• [What you are asked to do]
Give the data below again exactly as written, without its pictures.
§ §
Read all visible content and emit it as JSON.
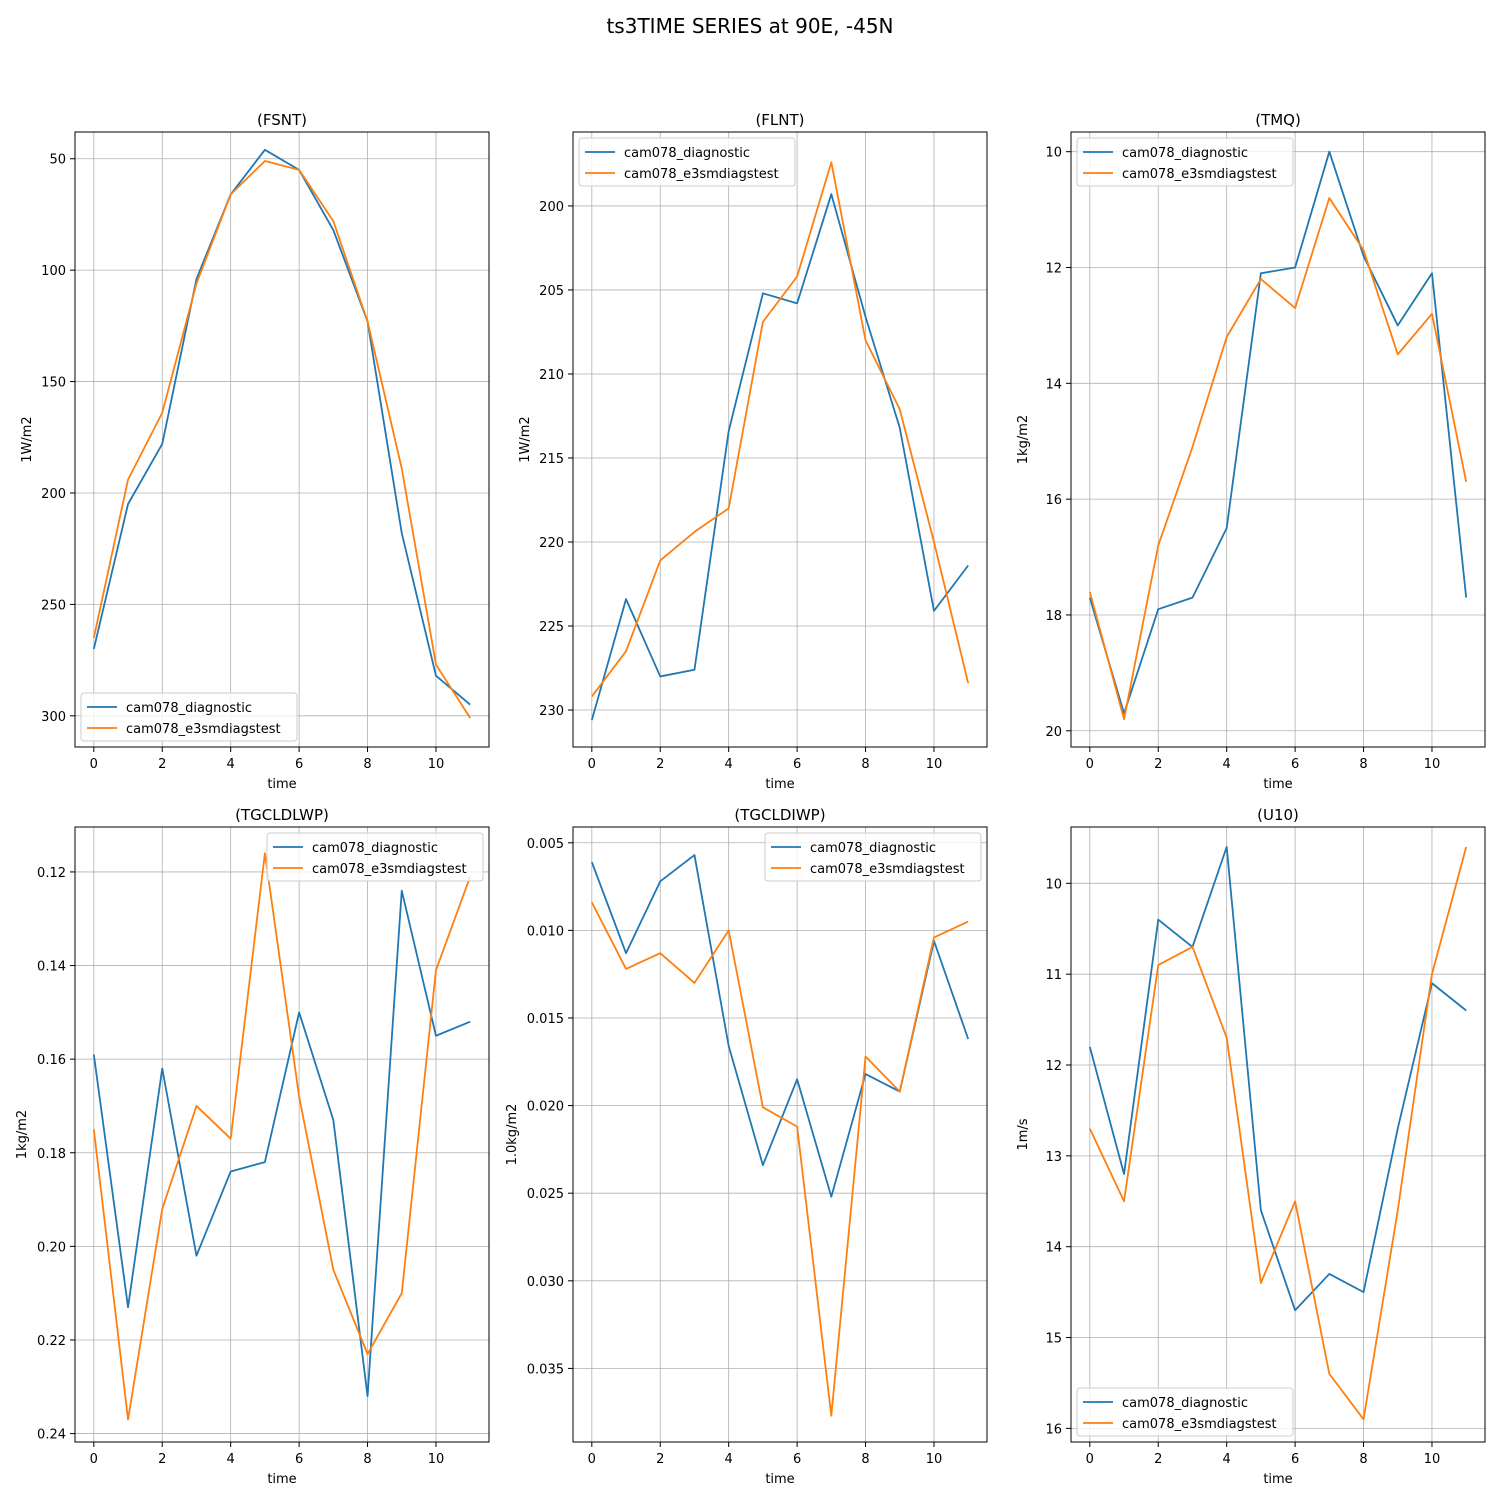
{
  "figure_title": "ts3TIME SERIES at 90E, -45N",
  "colors": {
    "series_1": "#1f77b4",
    "series_2": "#ff7f0e",
    "grid": "#b0b0b0"
  },
  "chart_data": [
    {
      "type": "line",
      "title": "(FSNT)",
      "xlabel": "time",
      "ylabel": "1W/m2",
      "y_inverted": true,
      "xlim": [
        -0.55,
        11.55
      ],
      "ylim": [
        314,
        38
      ],
      "xticks": [
        0,
        2,
        4,
        6,
        8,
        10
      ],
      "yticks": [
        50,
        100,
        150,
        200,
        250,
        300
      ],
      "ytick_labels": [
        "50",
        "100",
        "150",
        "200",
        "250",
        "300"
      ],
      "grid": true,
      "legend_location": "lower-left",
      "x": [
        0,
        1,
        2,
        3,
        4,
        5,
        6,
        7,
        8,
        9,
        10,
        11
      ],
      "series": [
        {
          "name": "cam078_diagnostic",
          "values": [
            270,
            205,
            178,
            104,
            66,
            46,
            55,
            82,
            123,
            218,
            282,
            295
          ]
        },
        {
          "name": "cam078_e3smdiagstest",
          "values": [
            265,
            194,
            164,
            106,
            66,
            51,
            55,
            78,
            123,
            189,
            277,
            301
          ]
        }
      ]
    },
    {
      "type": "line",
      "title": "(FLNT)",
      "xlabel": "time",
      "ylabel": "1W/m2",
      "y_inverted": true,
      "xlim": [
        -0.55,
        11.55
      ],
      "ylim": [
        232.2,
        195.6
      ],
      "xticks": [
        0,
        2,
        4,
        6,
        8,
        10
      ],
      "yticks": [
        200,
        205,
        210,
        215,
        220,
        225,
        230
      ],
      "ytick_labels": [
        "200",
        "205",
        "210",
        "215",
        "220",
        "225",
        "230"
      ],
      "grid": true,
      "legend_location": "upper-left",
      "x": [
        0,
        1,
        2,
        3,
        4,
        5,
        6,
        7,
        8,
        9,
        10,
        11
      ],
      "series": [
        {
          "name": "cam078_diagnostic",
          "values": [
            230.6,
            223.4,
            228.0,
            227.6,
            213.4,
            205.2,
            205.8,
            199.3,
            206.6,
            213.2,
            224.1,
            221.4
          ]
        },
        {
          "name": "cam078_e3smdiagstest",
          "values": [
            229.2,
            226.5,
            221.1,
            219.4,
            218.0,
            206.9,
            204.2,
            197.4,
            208.0,
            212.1,
            220.0,
            228.4
          ]
        }
      ]
    },
    {
      "type": "line",
      "title": "(TMQ)",
      "xlabel": "time",
      "ylabel": "1kg/m2",
      "y_inverted": true,
      "xlim": [
        -0.55,
        11.55
      ],
      "ylim": [
        20.28,
        9.66
      ],
      "xticks": [
        0,
        2,
        4,
        6,
        8,
        10
      ],
      "yticks": [
        10,
        12,
        14,
        16,
        18,
        20
      ],
      "ytick_labels": [
        "10",
        "12",
        "14",
        "16",
        "18",
        "20"
      ],
      "grid": true,
      "legend_location": "upper-left",
      "x": [
        0,
        1,
        2,
        3,
        4,
        5,
        6,
        7,
        8,
        9,
        10,
        11
      ],
      "series": [
        {
          "name": "cam078_diagnostic",
          "values": [
            17.7,
            19.7,
            17.9,
            17.7,
            16.5,
            12.1,
            12.0,
            10.0,
            11.8,
            13.0,
            12.1,
            17.7
          ]
        },
        {
          "name": "cam078_e3smdiagstest",
          "values": [
            17.6,
            19.8,
            16.8,
            15.1,
            13.2,
            12.2,
            12.7,
            10.8,
            11.7,
            13.5,
            12.8,
            15.7
          ]
        }
      ]
    },
    {
      "type": "line",
      "title": "(TGCLDLWP)",
      "xlabel": "time",
      "ylabel": "1kg/m2",
      "y_inverted": true,
      "xlim": [
        -0.55,
        11.55
      ],
      "ylim": [
        0.2418,
        0.1104
      ],
      "xticks": [
        0,
        2,
        4,
        6,
        8,
        10
      ],
      "yticks": [
        0.12,
        0.14,
        0.16,
        0.18,
        0.2,
        0.22,
        0.24
      ],
      "ytick_labels": [
        "0.12",
        "0.14",
        "0.16",
        "0.18",
        "0.20",
        "0.22",
        "0.24"
      ],
      "grid": true,
      "legend_location": "upper-right",
      "x": [
        0,
        1,
        2,
        3,
        4,
        5,
        6,
        7,
        8,
        9,
        10,
        11
      ],
      "series": [
        {
          "name": "cam078_diagnostic",
          "values": [
            0.159,
            0.213,
            0.162,
            0.202,
            0.184,
            0.182,
            0.15,
            0.173,
            0.232,
            0.124,
            0.155,
            0.152
          ]
        },
        {
          "name": "cam078_e3smdiagstest",
          "values": [
            0.175,
            0.237,
            0.192,
            0.17,
            0.177,
            0.116,
            0.168,
            0.205,
            0.223,
            0.21,
            0.141,
            0.121
          ]
        }
      ]
    },
    {
      "type": "line",
      "title": "(TGCLDIWP)",
      "xlabel": "time",
      "ylabel": "1.0kg/m2",
      "y_inverted": true,
      "xlim": [
        -0.55,
        11.55
      ],
      "ylim": [
        0.0392,
        0.0041
      ],
      "xticks": [
        0,
        2,
        4,
        6,
        8,
        10
      ],
      "yticks": [
        0.005,
        0.01,
        0.015,
        0.02,
        0.025,
        0.03,
        0.035
      ],
      "ytick_labels": [
        "0.005",
        "0.010",
        "0.015",
        "0.020",
        "0.025",
        "0.030",
        "0.035"
      ],
      "grid": true,
      "legend_location": "upper-right",
      "x": [
        0,
        1,
        2,
        3,
        4,
        5,
        6,
        7,
        8,
        9,
        10,
        11
      ],
      "series": [
        {
          "name": "cam078_diagnostic",
          "values": [
            0.0061,
            0.0113,
            0.0072,
            0.0057,
            0.0166,
            0.0234,
            0.0185,
            0.0252,
            0.0182,
            0.0192,
            0.0106,
            0.0162
          ]
        },
        {
          "name": "cam078_e3smdiagstest",
          "values": [
            0.0084,
            0.0122,
            0.0113,
            0.013,
            0.01,
            0.0201,
            0.0212,
            0.0377,
            0.0172,
            0.0192,
            0.0104,
            0.0095
          ]
        }
      ]
    },
    {
      "type": "line",
      "title": "(U10)",
      "xlabel": "time",
      "ylabel": "1m/s",
      "y_inverted": true,
      "xlim": [
        -0.55,
        11.55
      ],
      "ylim": [
        16.15,
        9.38
      ],
      "xticks": [
        0,
        2,
        4,
        6,
        8,
        10
      ],
      "yticks": [
        10,
        11,
        12,
        13,
        14,
        15,
        16
      ],
      "ytick_labels": [
        "10",
        "11",
        "12",
        "13",
        "14",
        "15",
        "16"
      ],
      "grid": true,
      "legend_location": "lower-left",
      "x": [
        0,
        1,
        2,
        3,
        4,
        5,
        6,
        7,
        8,
        9,
        10,
        11
      ],
      "series": [
        {
          "name": "cam078_diagnostic",
          "values": [
            11.8,
            13.2,
            10.4,
            10.7,
            9.6,
            13.6,
            14.7,
            14.3,
            14.5,
            12.7,
            11.1,
            11.4
          ]
        },
        {
          "name": "cam078_e3smdiagstest",
          "values": [
            12.7,
            13.5,
            10.9,
            10.7,
            11.7,
            14.4,
            13.5,
            15.4,
            15.9,
            13.6,
            11.0,
            9.6
          ]
        }
      ]
    }
  ]
}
§ §
• [Response]
Read all visible content and emit it as JSON.
{
  "figure_title": "ts3TIME SERIES at 90E, -45N",
  "colors": {
    "series_1": "#1f77b4",
    "series_2": "#ff7f0e",
    "grid": "#b0b0b0"
  },
  "chart_data": [
    {
      "type": "line",
      "title": "(FSNT)",
      "xlabel": "time",
      "ylabel": "1W/m2",
      "y_inverted": true,
      "xlim": [
        -0.55,
        11.55
      ],
      "ylim": [
        314,
        38
      ],
      "xticks": [
        0,
        2,
        4,
        6,
        8,
        10
      ],
      "yticks": [
        50,
        100,
        150,
        200,
        250,
        300
      ],
      "ytick_labels": [
        "50",
        "100",
        "150",
        "200",
        "250",
        "300"
      ],
      "grid": true,
      "legend_location": "lower-left",
      "x": [
        0,
        1,
        2,
        3,
        4,
        5,
        6,
        7,
        8,
        9,
        10,
        11
      ],
      "series": [
        {
          "name": "cam078_diagnostic",
          "values": [
            270,
            205,
            178,
            104,
            66,
            46,
            55,
            82,
            123,
            218,
            282,
            295
          ]
        },
        {
          "name": "cam078_e3smdiagstest",
          "values": [
            265,
            194,
            164,
            106,
            66,
            51,
            55,
            78,
            123,
            189,
            277,
            301
          ]
        }
      ]
    },
    {
      "type": "line",
      "title": "(FLNT)",
      "xlabel": "time",
      "ylabel": "1W/m2",
      "y_inverted": true,
      "xlim": [
        -0.55,
        11.55
      ],
      "ylim": [
        232.2,
        195.6
      ],
      "xticks": [
        0,
        2,
        4,
        6,
        8,
        10
      ],
      "yticks": [
        200,
        205,
        210,
        215,
        220,
        225,
        230
      ],
      "ytick_labels": [
        "200",
        "205",
        "210",
        "215",
        "220",
        "225",
        "230"
      ],
      "grid": true,
      "legend_location": "upper-left",
      "x": [
        0,
        1,
        2,
        3,
        4,
        5,
        6,
        7,
        8,
        9,
        10,
        11
      ],
      "series": [
        {
          "name": "cam078_diagnostic",
          "values": [
            230.6,
            223.4,
            228.0,
            227.6,
            213.4,
            205.2,
            205.8,
            199.3,
            206.6,
            213.2,
            224.1,
            221.4
          ]
        },
        {
          "name": "cam078_e3smdiagstest",
          "values": [
            229.2,
            226.5,
            221.1,
            219.4,
            218.0,
            206.9,
            204.2,
            197.4,
            208.0,
            212.1,
            220.0,
            228.4
          ]
        }
      ]
    },
    {
      "type": "line",
      "title": "(TMQ)",
      "xlabel": "time",
      "ylabel": "1kg/m2",
      "y_inverted": true,
      "xlim": [
        -0.55,
        11.55
      ],
      "ylim": [
        20.28,
        9.66
      ],
      "xticks": [
        0,
        2,
        4,
        6,
        8,
        10
      ],
      "yticks": [
        10,
        12,
        14,
        16,
        18,
        20
      ],
      "ytick_labels": [
        "10",
        "12",
        "14",
        "16",
        "18",
        "20"
      ],
      "grid": true,
      "legend_location": "upper-left",
      "x": [
        0,
        1,
        2,
        3,
        4,
        5,
        6,
        7,
        8,
        9,
        10,
        11
      ],
      "series": [
        {
          "name": "cam078_diagnostic",
          "values": [
            17.7,
            19.7,
            17.9,
            17.7,
            16.5,
            12.1,
            12.0,
            10.0,
            11.8,
            13.0,
            12.1,
            17.7
          ]
        },
        {
          "name": "cam078_e3smdiagstest",
          "values": [
            17.6,
            19.8,
            16.8,
            15.1,
            13.2,
            12.2,
            12.7,
            10.8,
            11.7,
            13.5,
            12.8,
            15.7
          ]
        }
      ]
    },
    {
      "type": "line",
      "title": "(TGCLDLWP)",
      "xlabel": "time",
      "ylabel": "1kg/m2",
      "y_inverted": true,
      "xlim": [
        -0.55,
        11.55
      ],
      "ylim": [
        0.2418,
        0.1104
      ],
      "xticks": [
        0,
        2,
        4,
        6,
        8,
        10
      ],
      "yticks": [
        0.12,
        0.14,
        0.16,
        0.18,
        0.2,
        0.22,
        0.24
      ],
      "ytick_labels": [
        "0.12",
        "0.14",
        "0.16",
        "0.18",
        "0.20",
        "0.22",
        "0.24"
      ],
      "grid": true,
      "legend_location": "upper-right",
      "x": [
        0,
        1,
        2,
        3,
        4,
        5,
        6,
        7,
        8,
        9,
        10,
        11
      ],
      "series": [
        {
          "name": "cam078_diagnostic",
          "values": [
            0.159,
            0.213,
            0.162,
            0.202,
            0.184,
            0.182,
            0.15,
            0.173,
            0.232,
            0.124,
            0.155,
            0.152
          ]
        },
        {
          "name": "cam078_e3smdiagstest",
          "values": [
            0.175,
            0.237,
            0.192,
            0.17,
            0.177,
            0.116,
            0.168,
            0.205,
            0.223,
            0.21,
            0.141,
            0.121
          ]
        }
      ]
    },
    {
      "type": "line",
      "title": "(TGCLDIWP)",
      "xlabel": "time",
      "ylabel": "1.0kg/m2",
      "y_inverted": true,
      "xlim": [
        -0.55,
        11.55
      ],
      "ylim": [
        0.0392,
        0.0041
      ],
      "xticks": [
        0,
        2,
        4,
        6,
        8,
        10
      ],
      "yticks": [
        0.005,
        0.01,
        0.015,
        0.02,
        0.025,
        0.03,
        0.035
      ],
      "ytick_labels": [
        "0.005",
        "0.010",
        "0.015",
        "0.020",
        "0.025",
        "0.030",
        "0.035"
      ],
      "grid": true,
      "legend_location": "upper-right",
      "x": [
        0,
        1,
        2,
        3,
        4,
        5,
        6,
        7,
        8,
        9,
        10,
        11
      ],
      "series": [
        {
          "name": "cam078_diagnostic",
          "values": [
            0.0061,
            0.0113,
            0.0072,
            0.0057,
            0.0166,
            0.0234,
            0.0185,
            0.0252,
            0.0182,
            0.0192,
            0.0106,
            0.0162
          ]
        },
        {
          "name": "cam078_e3smdiagstest",
          "values": [
            0.0084,
            0.0122,
            0.0113,
            0.013,
            0.01,
            0.0201,
            0.0212,
            0.0377,
            0.0172,
            0.0192,
            0.0104,
            0.0095
          ]
        }
      ]
    },
    {
      "type": "line",
      "title": "(U10)",
      "xlabel": "time",
      "ylabel": "1m/s",
      "y_inverted": true,
      "xlim": [
        -0.55,
        11.55
      ],
      "ylim": [
        16.15,
        9.38
      ],
      "xticks": [
        0,
        2,
        4,
        6,
        8,
        10
      ],
      "yticks": [
        10,
        11,
        12,
        13,
        14,
        15,
        16
      ],
      "ytick_labels": [
        "10",
        "11",
        "12",
        "13",
        "14",
        "15",
        "16"
      ],
      "grid": true,
      "legend_location": "lower-left",
      "x": [
        0,
        1,
        2,
        3,
        4,
        5,
        6,
        7,
        8,
        9,
        10,
        11
      ],
      "series": [
        {
          "name": "cam078_diagnostic",
          "values": [
            11.8,
            13.2,
            10.4,
            10.7,
            9.6,
            13.6,
            14.7,
            14.3,
            14.5,
            12.7,
            11.1,
            11.4
          ]
        },
        {
          "name": "cam078_e3smdiagstest",
          "values": [
            12.7,
            13.5,
            10.9,
            10.7,
            11.7,
            14.4,
            13.5,
            15.4,
            15.9,
            13.6,
            11.0,
            9.6
          ]
        }
      ]
    }
  ]
}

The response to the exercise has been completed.